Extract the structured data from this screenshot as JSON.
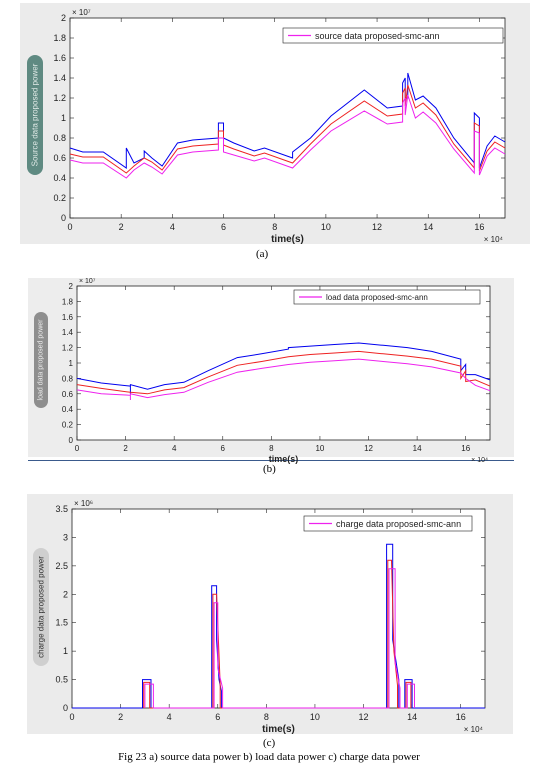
{
  "figure_caption": "Fig 23 a) source data power b) load data power c) charge data power",
  "chart_data": [
    {
      "type": "line",
      "panel_label": "(a)",
      "xlabel": "time(s)",
      "ylabel": "Source data proposed power",
      "x_exponent": "× 10⁴",
      "y_exponent": "× 10⁷",
      "xlim": [
        0,
        17
      ],
      "ylim": [
        0,
        2
      ],
      "xticks": [
        0,
        2,
        4,
        6,
        8,
        10,
        12,
        14,
        16
      ],
      "yticks": [
        0,
        0.2,
        0.4,
        0.6,
        0.8,
        1,
        1.2,
        1.4,
        1.6,
        1.8,
        2
      ],
      "legend": [
        "source data proposed-smc-ann"
      ],
      "legend_position": "top-right",
      "series": [
        {
          "name": "",
          "color": "#0000ee",
          "x": [
            0,
            0.5,
            1.3,
            2.2,
            2.2,
            2.5,
            2.9,
            2.9,
            3.2,
            3.6,
            4.2,
            4.8,
            5.8,
            5.8,
            6.0,
            6.0,
            6.4,
            7.2,
            7.6,
            8.7,
            8.7,
            9.4,
            10.2,
            11.5,
            12.4,
            13.0,
            13.0,
            13.1,
            13.1,
            13.2,
            13.2,
            13.5,
            13.8,
            14.3,
            15.0,
            15.8,
            15.8,
            16.0,
            16.0,
            16.3,
            16.6,
            17
          ],
          "y": [
            0.7,
            0.66,
            0.66,
            0.5,
            0.7,
            0.55,
            0.6,
            0.67,
            0.6,
            0.52,
            0.75,
            0.78,
            0.8,
            0.95,
            0.95,
            0.8,
            0.75,
            0.67,
            0.7,
            0.6,
            0.66,
            0.8,
            1.02,
            1.28,
            1.1,
            1.12,
            1.35,
            1.4,
            1.2,
            1.2,
            1.45,
            1.18,
            1.22,
            1.1,
            0.8,
            0.55,
            1.05,
            1.0,
            0.5,
            0.72,
            0.82,
            0.76
          ]
        },
        {
          "name": "",
          "color": "#ee2222",
          "x": [
            0,
            0.5,
            1.3,
            2.2,
            2.5,
            2.9,
            3.2,
            3.6,
            4.2,
            4.8,
            5.8,
            5.8,
            6.0,
            6.0,
            6.4,
            7.2,
            7.6,
            8.7,
            9.4,
            10.2,
            11.5,
            12.4,
            13.0,
            13.0,
            13.1,
            13.1,
            13.2,
            13.5,
            13.8,
            14.3,
            15.0,
            15.8,
            15.8,
            16.0,
            16.0,
            16.3,
            16.6,
            17
          ],
          "y": [
            0.64,
            0.61,
            0.61,
            0.45,
            0.52,
            0.6,
            0.56,
            0.48,
            0.69,
            0.72,
            0.74,
            0.87,
            0.87,
            0.73,
            0.69,
            0.62,
            0.65,
            0.55,
            0.74,
            0.94,
            1.17,
            1.02,
            1.04,
            1.25,
            1.3,
            1.12,
            1.33,
            1.1,
            1.15,
            1.03,
            0.74,
            0.5,
            0.95,
            0.92,
            0.47,
            0.67,
            0.76,
            0.7
          ]
        },
        {
          "name": "",
          "color": "#ee22ee",
          "x": [
            0,
            0.5,
            1.3,
            2.2,
            2.5,
            2.9,
            3.2,
            3.6,
            4.2,
            4.8,
            5.8,
            5.8,
            6.0,
            6.0,
            6.4,
            7.2,
            7.6,
            8.7,
            9.4,
            10.2,
            11.5,
            12.4,
            13.0,
            13.0,
            13.1,
            13.1,
            13.2,
            13.5,
            13.8,
            14.3,
            15.0,
            15.8,
            15.8,
            16.0,
            16.0,
            16.3,
            16.6,
            17
          ],
          "y": [
            0.58,
            0.55,
            0.55,
            0.4,
            0.48,
            0.55,
            0.51,
            0.44,
            0.63,
            0.66,
            0.68,
            0.8,
            0.8,
            0.66,
            0.63,
            0.57,
            0.6,
            0.5,
            0.68,
            0.87,
            1.07,
            0.94,
            0.96,
            1.15,
            1.2,
            1.03,
            1.23,
            1.0,
            1.06,
            0.95,
            0.69,
            0.45,
            0.87,
            0.85,
            0.43,
            0.62,
            0.7,
            0.64
          ]
        }
      ]
    },
    {
      "type": "line",
      "panel_label": "(b)",
      "xlabel": "time(s)",
      "ylabel": "load data proposed power",
      "x_exponent": "× 10⁴",
      "y_exponent": "× 10⁷",
      "xlim": [
        0,
        17
      ],
      "ylim": [
        0,
        2
      ],
      "xticks": [
        0,
        2,
        4,
        6,
        8,
        10,
        12,
        14,
        16
      ],
      "yticks": [
        0,
        0.2,
        0.4,
        0.6,
        0.8,
        1,
        1.2,
        1.4,
        1.6,
        1.8,
        2
      ],
      "legend": [
        "load data proposed-smc-ann"
      ],
      "legend_position": "top-right",
      "series": [
        {
          "name": "",
          "color": "#0000ee",
          "x": [
            0,
            1.0,
            2.2,
            2.2,
            2.2,
            2.9,
            3.6,
            4.4,
            5.4,
            6.6,
            7.6,
            8.7,
            8.7,
            9.6,
            10.6,
            11.6,
            12.6,
            13.6,
            14.6,
            15.8,
            15.8,
            16.0,
            16.0,
            16.4,
            17
          ],
          "y": [
            0.8,
            0.74,
            0.7,
            0.6,
            0.72,
            0.66,
            0.72,
            0.75,
            0.9,
            1.07,
            1.12,
            1.18,
            1.2,
            1.22,
            1.24,
            1.26,
            1.23,
            1.2,
            1.15,
            1.05,
            0.9,
            0.98,
            0.85,
            0.85,
            0.78
          ]
        },
        {
          "name": "",
          "color": "#ee2222",
          "x": [
            0,
            1.0,
            2.2,
            2.9,
            3.6,
            4.4,
            5.4,
            6.6,
            7.6,
            8.7,
            9.6,
            10.6,
            11.6,
            12.6,
            13.6,
            14.6,
            15.8,
            15.8,
            16.0,
            16.0,
            16.4,
            17
          ],
          "y": [
            0.72,
            0.67,
            0.62,
            0.6,
            0.65,
            0.68,
            0.82,
            0.97,
            1.02,
            1.08,
            1.11,
            1.13,
            1.15,
            1.12,
            1.09,
            1.05,
            0.96,
            0.8,
            0.9,
            0.76,
            0.78,
            0.7
          ]
        },
        {
          "name": "",
          "color": "#ee22ee",
          "x": [
            0,
            1.0,
            2.2,
            2.2,
            2.2,
            2.9,
            3.6,
            4.4,
            5.4,
            6.6,
            7.6,
            8.7,
            9.6,
            10.6,
            11.6,
            12.6,
            13.6,
            14.6,
            15.8,
            16.0,
            16.4,
            17
          ],
          "y": [
            0.65,
            0.6,
            0.58,
            0.52,
            0.6,
            0.55,
            0.59,
            0.62,
            0.75,
            0.88,
            0.93,
            0.98,
            1.01,
            1.03,
            1.05,
            1.02,
            0.99,
            0.95,
            0.87,
            0.8,
            0.71,
            0.64
          ]
        }
      ]
    },
    {
      "type": "line",
      "panel_label": "(c)",
      "xlabel": "time(s)",
      "ylabel": "charge data proposed power",
      "x_exponent": "× 10⁴",
      "y_exponent": "× 10⁶",
      "xlim": [
        0,
        17
      ],
      "ylim": [
        0,
        3.5
      ],
      "xticks": [
        0,
        2,
        4,
        6,
        8,
        10,
        12,
        14,
        16
      ],
      "yticks": [
        0,
        0.5,
        1,
        1.5,
        2,
        2.5,
        3,
        3.5
      ],
      "legend": [
        "charge data proposed-smc-ann"
      ],
      "legend_position": "top-right",
      "series": [
        {
          "name": "",
          "color": "#0000ee",
          "x": [
            0,
            2.9,
            2.9,
            3.25,
            3.25,
            5.75,
            5.75,
            5.95,
            5.95,
            6.05,
            6.1,
            6.15,
            6.15,
            12.95,
            12.95,
            13.2,
            13.2,
            13.45,
            13.45,
            13.7,
            13.7,
            14.0,
            14.0,
            17
          ],
          "y": [
            0,
            0,
            0.5,
            0.5,
            0,
            0,
            2.15,
            2.15,
            1.2,
            0.5,
            0.4,
            0.3,
            0,
            0,
            2.88,
            2.88,
            1.2,
            0.5,
            0,
            0,
            0.5,
            0.5,
            0,
            0
          ]
        },
        {
          "name": "",
          "color": "#ee2222",
          "x": [
            2.95,
            2.95,
            3.2,
            3.2,
            5.8,
            5.8,
            5.95,
            6.1,
            6.1,
            13.0,
            13.0,
            13.15,
            13.25,
            13.4,
            13.4,
            13.75,
            13.75,
            13.95,
            13.95
          ],
          "y": [
            0,
            0.45,
            0.45,
            0,
            0,
            2.0,
            2.0,
            0.4,
            0,
            0,
            2.6,
            2.6,
            1.0,
            0.4,
            0,
            0,
            0.45,
            0.45,
            0
          ]
        },
        {
          "name": "",
          "color": "#ee22ee",
          "x": [
            3.0,
            3.0,
            3.35,
            3.35,
            5.85,
            5.85,
            6.0,
            6.0,
            6.2,
            6.2,
            13.05,
            13.05,
            13.3,
            13.3,
            13.5,
            13.5,
            13.8,
            13.8,
            14.1,
            14.1
          ],
          "y": [
            0,
            0.42,
            0.42,
            0,
            0,
            1.85,
            1.85,
            0.7,
            0.35,
            0,
            0,
            2.45,
            2.45,
            0.8,
            0.35,
            0,
            0,
            0.42,
            0.42,
            0
          ]
        }
      ]
    }
  ]
}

********************

## WHAT YOU SHOULD DO:
Return the lines of the records that include the string "ylabel".

## OUTPUT:
      "ylabel": "Source data proposed power",
      "ylabel": "load data proposed power",
      "ylabel": "charge data proposed power",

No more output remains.